┏━━

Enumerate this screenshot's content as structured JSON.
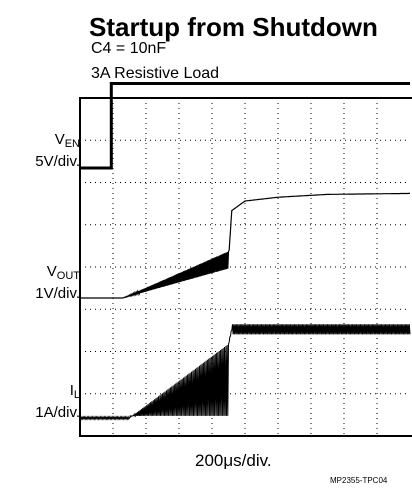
{
  "title": "Startup from Shutdown",
  "subtitle_1": "C4 = 10nF",
  "subtitle_2": "3A Resistive Load",
  "chart_data": {
    "type": "line",
    "title": "Startup from Shutdown",
    "xlabel": "200μs/div.",
    "grid": true,
    "divisions": {
      "x": 10,
      "y": 8
    },
    "channels": [
      {
        "name": "V",
        "sub": "EN",
        "scale": "5V/div."
      },
      {
        "name": "V",
        "sub": "OUT",
        "scale": "1V/div."
      },
      {
        "name": "I",
        "sub": "L",
        "scale": "1A/div."
      }
    ],
    "series": [
      {
        "name": "VEN",
        "x_div": [
          0,
          0.95,
          0.95,
          10
        ],
        "y_div": [
          0,
          0,
          1,
          1
        ]
      },
      {
        "name": "VOUT",
        "x_div": [
          0,
          1.3,
          4.5,
          4.6,
          5.0,
          6.0,
          7.5,
          10
        ],
        "y_div": [
          0,
          0,
          2.0,
          4.6,
          5.1,
          5.3,
          5.45,
          5.5
        ]
      },
      {
        "name": "IL",
        "x_div": [
          0,
          1.5,
          4.5,
          4.6,
          10
        ],
        "y_div": [
          0,
          0,
          2.5,
          3.0,
          3.0
        ]
      }
    ]
  },
  "figure_id": "MP2355-TPC04"
}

┗━━

* _Task prompt_: All lines in the data that contain the word "Startup" should be copied.

* _Output for this exercise_:
  "title": "Startup from Shutdown",
    "title": "Startup from Shutdown",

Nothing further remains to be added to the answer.